== Petite consigne ==
Relevez, dans la notice sur l'ouvrage consacré à la Résistance dans le débat politique italien, tous les mots clefs où figure le mot « paix ».

== Extrait du texte ==
☆ ☆ ☆ ☆ ☆

Mauro Pirini, Berlin, décembre 2008
La guerre de la mémoire. La résistance dans le débat politique italien de 1945 à nos jours
L’ouvrage se concentre sur la réflexion autour de l’utilisation publique de l’histoire, née en Allemagne dans les années 80 et qui s’est étendue à partir de 1989. En particulier l’ouvrage s’attache à analyser les « cultures de la mémoire » sur la guerre, sur le fascisme et sur l’anti-fascisme en Italie, dans le cadre du débat public de l’après guerre jusqu’en 2004.
Mots clefs : L'opinion publique, facteur de paix | Campagne médiatique | Elaboration de l’histoire pour la paix | Utilisation de l'imaginaire | Mémoire collective et paix | Mémoire et paix | Parti politique | Gouvernement russe | Intellectuels. Des gestionnaires de symboles. | Médias et paix | Elaborer ensemble la mémoire et l’histoire | Etablir le dialogue entre les acteurs et les partenaires de la paix | Elaborer un imaginaire pour la paix | Soutenir des démarches de réconciliation après-guerre | Italie | Allemagne
Réf. : Focardi, Filippo, La guerra della memoria. La Resistenza nel dibattito politico italiano dal 1945 a oggi, Edizioni Laterza, Roma - Bari, 2005., Focardi Filippo, la guerre de la mémoire. La résistance dans le débat politique italien de 1945 à nos jours, Editions Laterza, Rome-Bari, 2005.

☆ ☆ ☆ ☆ ☆

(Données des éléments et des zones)
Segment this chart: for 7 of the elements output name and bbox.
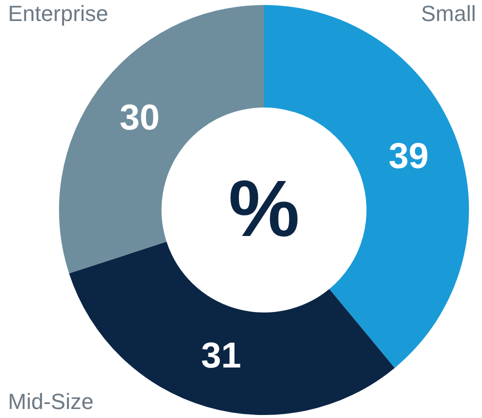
text: % xyxy=(228,164,300,254)
data-label: 30 xyxy=(120,96,160,138)
slice-label: Small xyxy=(420,1,476,26)
data-label: 39 xyxy=(388,134,429,176)
slice-label: Mid-Size xyxy=(8,389,94,414)
slice-label: Enterprise xyxy=(8,1,108,26)
data-label: 31 xyxy=(201,334,242,376)
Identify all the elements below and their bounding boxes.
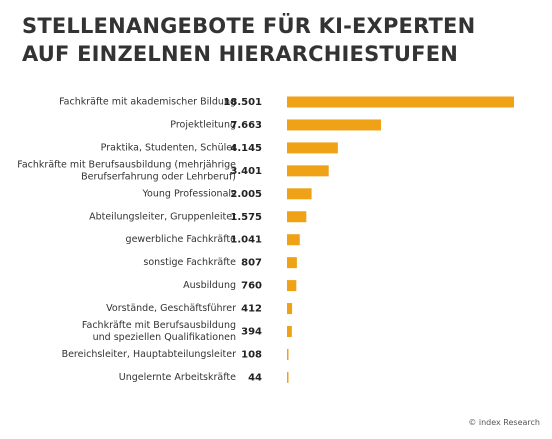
category-label: und speziellen Qualifikationen [93, 332, 236, 343]
bar [287, 326, 292, 337]
value-label: 412 [241, 304, 262, 315]
bar [287, 348, 289, 360]
value-label: 7.663 [230, 120, 262, 131]
category-label: Fachkräfte mit Berufsausbildung [82, 320, 236, 331]
value-label: 18.501 [223, 97, 262, 108]
value-label: 394 [241, 327, 262, 338]
category-label: Young Professionals [142, 188, 237, 199]
value-label: 108 [241, 349, 262, 360]
bar [287, 96, 514, 108]
chart-title: STELLENANGEBOTE FÜR KI-EXPERTEN AUF EINZ… [22, 12, 475, 68]
category-label: Ausbildung [183, 280, 236, 291]
category-label: Abteilungsleiter, Gruppenleiter [89, 211, 236, 222]
value-label: 4.145 [230, 143, 262, 154]
category-label: Vorstände, Geschäftsführer [106, 303, 236, 314]
bar [287, 188, 312, 200]
category-label: Fachkräfte mit Berufsausbildung (mehrjäh… [17, 159, 236, 170]
category-label: gewerbliche Fachkräfte [126, 234, 237, 245]
bar [287, 234, 300, 246]
bar [287, 257, 297, 269]
category-label: Projektleitung [170, 119, 236, 130]
value-label: 44 [248, 372, 262, 383]
bar [287, 142, 338, 154]
bar [287, 303, 293, 315]
source-credit: © index Research [468, 418, 540, 427]
title-line-2: AUF EINZELNEN HIERARCHIESTUFEN [22, 42, 459, 66]
value-label: 3.401 [230, 166, 262, 177]
bar [287, 119, 382, 131]
bar [287, 211, 307, 223]
category-label: Bereichsleiter, Hauptabteilungsleiter [62, 349, 237, 360]
value-label: 1.041 [230, 235, 262, 246]
category-label: Fachkräfte mit akademischer Bildung [59, 97, 236, 108]
bar [287, 371, 289, 383]
category-label: Ungelernte Arbeitskräfte [119, 372, 236, 383]
value-label: 2.005 [230, 189, 262, 200]
title-line-1: STELLENANGEBOTE FÜR KI-EXPERTEN [22, 14, 476, 38]
category-label: Praktika, Studenten, Schüler [101, 142, 236, 153]
value-label: 807 [241, 258, 262, 269]
category-label: sonstige Fachkräfte [143, 257, 236, 268]
bar [287, 280, 297, 292]
value-label: 760 [241, 281, 262, 292]
value-label: 1.575 [230, 212, 262, 223]
category-label: Berufserfahrung oder Lehrberuf) [81, 171, 236, 182]
bar [287, 165, 329, 177]
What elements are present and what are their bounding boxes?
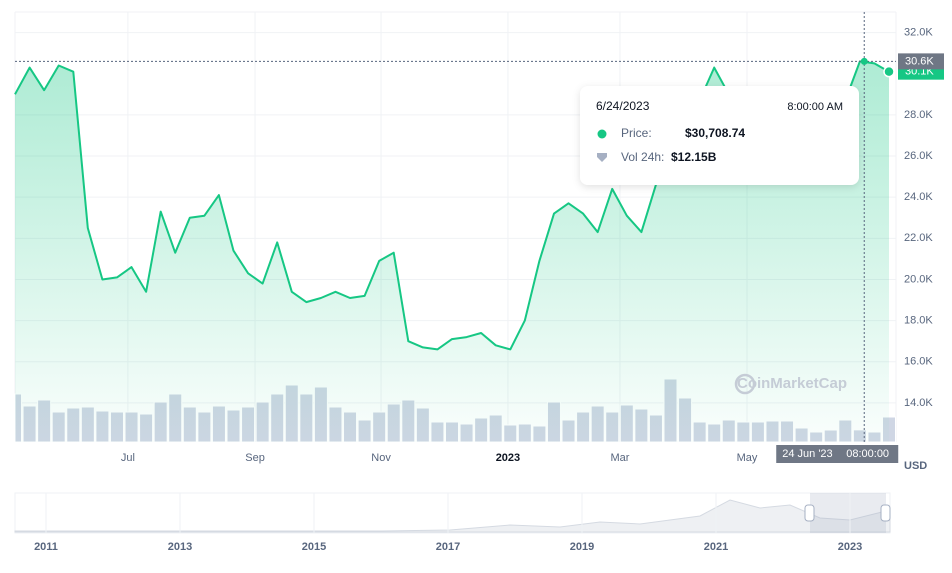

☆ ☆ ☆ ☆ ☆

== Réponse attendue ==
- L'opinion publique, facteur de paix
- Elaboration de l’histoire pour la paix
- Mémoire collective et paix
- Mémoire et paix
- Médias et paix
- Etablir le dialogue entre les acteurs et les partenaires de la paix
- Elaborer un imaginaire pour la paix